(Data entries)

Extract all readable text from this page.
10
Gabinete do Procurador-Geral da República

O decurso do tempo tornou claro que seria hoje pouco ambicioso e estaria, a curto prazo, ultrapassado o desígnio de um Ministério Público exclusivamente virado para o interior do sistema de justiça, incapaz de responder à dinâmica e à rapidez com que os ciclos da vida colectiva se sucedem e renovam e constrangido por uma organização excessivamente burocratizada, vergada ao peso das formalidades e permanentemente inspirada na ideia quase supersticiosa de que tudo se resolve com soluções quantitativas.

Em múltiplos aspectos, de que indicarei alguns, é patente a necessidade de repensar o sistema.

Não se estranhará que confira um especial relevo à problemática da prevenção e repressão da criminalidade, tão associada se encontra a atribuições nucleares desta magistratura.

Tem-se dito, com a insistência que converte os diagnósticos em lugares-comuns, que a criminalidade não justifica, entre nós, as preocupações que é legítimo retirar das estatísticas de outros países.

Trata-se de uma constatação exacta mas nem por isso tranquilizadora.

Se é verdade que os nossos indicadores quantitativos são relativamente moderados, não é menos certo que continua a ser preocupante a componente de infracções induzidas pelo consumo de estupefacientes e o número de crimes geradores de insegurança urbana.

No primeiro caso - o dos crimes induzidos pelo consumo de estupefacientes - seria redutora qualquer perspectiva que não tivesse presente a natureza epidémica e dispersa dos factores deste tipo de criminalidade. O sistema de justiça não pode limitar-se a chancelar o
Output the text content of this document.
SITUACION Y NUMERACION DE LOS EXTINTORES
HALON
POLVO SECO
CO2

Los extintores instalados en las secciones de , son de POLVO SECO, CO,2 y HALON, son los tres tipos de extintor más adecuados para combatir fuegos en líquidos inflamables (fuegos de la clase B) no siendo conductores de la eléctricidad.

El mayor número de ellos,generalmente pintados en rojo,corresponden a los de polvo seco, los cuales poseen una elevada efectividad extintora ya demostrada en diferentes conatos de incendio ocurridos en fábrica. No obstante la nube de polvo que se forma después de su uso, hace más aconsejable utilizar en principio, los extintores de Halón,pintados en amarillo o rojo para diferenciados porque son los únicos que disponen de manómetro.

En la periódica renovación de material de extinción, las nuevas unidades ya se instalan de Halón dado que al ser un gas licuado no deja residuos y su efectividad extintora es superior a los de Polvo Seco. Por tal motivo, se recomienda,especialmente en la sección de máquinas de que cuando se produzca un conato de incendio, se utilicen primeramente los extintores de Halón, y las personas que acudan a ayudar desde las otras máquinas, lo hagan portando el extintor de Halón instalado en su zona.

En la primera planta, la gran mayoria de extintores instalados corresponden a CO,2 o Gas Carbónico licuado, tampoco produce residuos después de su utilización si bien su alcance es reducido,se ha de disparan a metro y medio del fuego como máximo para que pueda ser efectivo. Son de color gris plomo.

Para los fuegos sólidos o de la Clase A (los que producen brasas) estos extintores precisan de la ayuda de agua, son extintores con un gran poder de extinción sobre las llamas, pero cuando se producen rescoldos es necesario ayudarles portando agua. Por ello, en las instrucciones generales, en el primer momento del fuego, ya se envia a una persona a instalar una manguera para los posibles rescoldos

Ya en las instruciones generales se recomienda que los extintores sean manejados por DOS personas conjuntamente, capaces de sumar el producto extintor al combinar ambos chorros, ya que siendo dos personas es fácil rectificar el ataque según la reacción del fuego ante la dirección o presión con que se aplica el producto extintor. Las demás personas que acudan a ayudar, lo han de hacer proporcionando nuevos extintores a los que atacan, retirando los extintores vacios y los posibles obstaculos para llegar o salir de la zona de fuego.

WRITTEN REQUEST: Write out all the data again, exactly as it appears.

TASK ANSWER:
Extract all readable text from this page.
10
Gabinete do Procurador-Geral da República

O decurso do tempo tornou claro que seria hoje pouco ambicioso e estaria, a curto prazo, ultrapassado o desígnio de um Ministério Público exclusivamente virado para o interior do sistema de justiça, incapaz de responder à dinâmica e à rapidez com que os ciclos da vida colectiva se sucedem e renovam e constrangido por uma organização excessivamente burocratizada, vergada ao peso das formalidades e permanentemente inspirada na ideia quase supersticiosa de que tudo se resolve com soluções quantitativas.

Em múltiplos aspectos, de que indicarei alguns, é patente a necessidade de repensar o sistema.

Não se estranhará que confira um especial relevo à problemática da prevenção e repressão da criminalidade, tão associada se encontra a atribuições nucleares desta magistratura.

Tem-se dito, com a insistência que converte os diagnósticos em lugares-comuns, que a criminalidade não justifica, entre nós, as preocupações que é legítimo retirar das estatísticas de outros países.

Trata-se de uma constatação exacta mas nem por isso tranquilizadora.

Se é verdade que os nossos indicadores quantitativos são relativamente moderados, não é menos certo que continua a ser preocupante a componente de infracções induzidas pelo consumo de estupefacientes e o número de crimes geradores de insegurança urbana.

No primeiro caso - o dos crimes induzidos pelo consumo de estupefacientes - seria redutora qualquer perspectiva que não tivesse presente a natureza epidémica e dispersa dos factores deste tipo de criminalidade. O sistema de justiça não pode limitar-se a chancelar o
Output the text content of this document.
SITUACION Y NUMERACION DE LOS EXTINTORES
HALON
POLVO SECO
CO2

Los extintores instalados en las secciones de , son de POLVO SECO, CO,2 y HALON, son los tres tipos de extintor más adecuados para combatir fuegos en líquidos inflamables (fuegos de la clase B) no siendo conductores de la eléctricidad.

El mayor número de ellos,generalmente pintados en rojo,corresponden a los de polvo seco, los cuales poseen una elevada efectividad extintora ya demostrada en diferentes conatos de incendio ocurridos en fábrica. No obstante la nube de polvo que se forma después de su uso, hace más aconsejable utilizar en principio, los extintores de Halón,pintados en amarillo o rojo para diferenciados porque son los únicos que disponen de manómetro.

En la periódica renovación de material de extinción, las nuevas unidades ya se instalan de Halón dado que al ser un gas licuado no deja residuos y su efectividad extintora es superior a los de Polvo Seco. Por tal motivo, se recomienda,especialmente en la sección de máquinas de que cuando se produzca un conato de incendio, se utilicen primeramente los extintores de Halón, y las personas que acudan a ayudar desde las otras máquinas, lo hagan portando el extintor de Halón instalado en su zona.

En la primera planta, la gran mayoria de extintores instalados corresponden a CO,2 o Gas Carbónico licuado, tampoco produce residuos después de su utilización si bien su alcance es reducido,se ha de disparan a metro y medio del fuego como máximo para que pueda ser efectivo. Son de color gris plomo.

Para los fuegos sólidos o de la Clase A (los que producen brasas) estos extintores precisan de la ayuda de agua, son extintores con un gran poder de extinción sobre las llamas, pero cuando se producen rescoldos es necesario ayudarles portando agua. Por ello, en las instrucciones generales, en el primer momento del fuego, ya se envia a una persona a instalar una manguera para los posibles rescoldos

Ya en las instruciones generales se recomienda que los extintores sean manejados por DOS personas conjuntamente, capaces de sumar el producto extintor al combinar ambos chorros, ya que siendo dos personas es fácil rectificar el ataque según la reacción del fuego ante la dirección o presión con que se aplica el producto extintor. Las demás personas que acudan a ayudar, lo han de hacer proporcionando nuevos extintores a los que atacan, retirando los extintores vacios y los posibles obstaculos para llegar o salir de la zona de fuego.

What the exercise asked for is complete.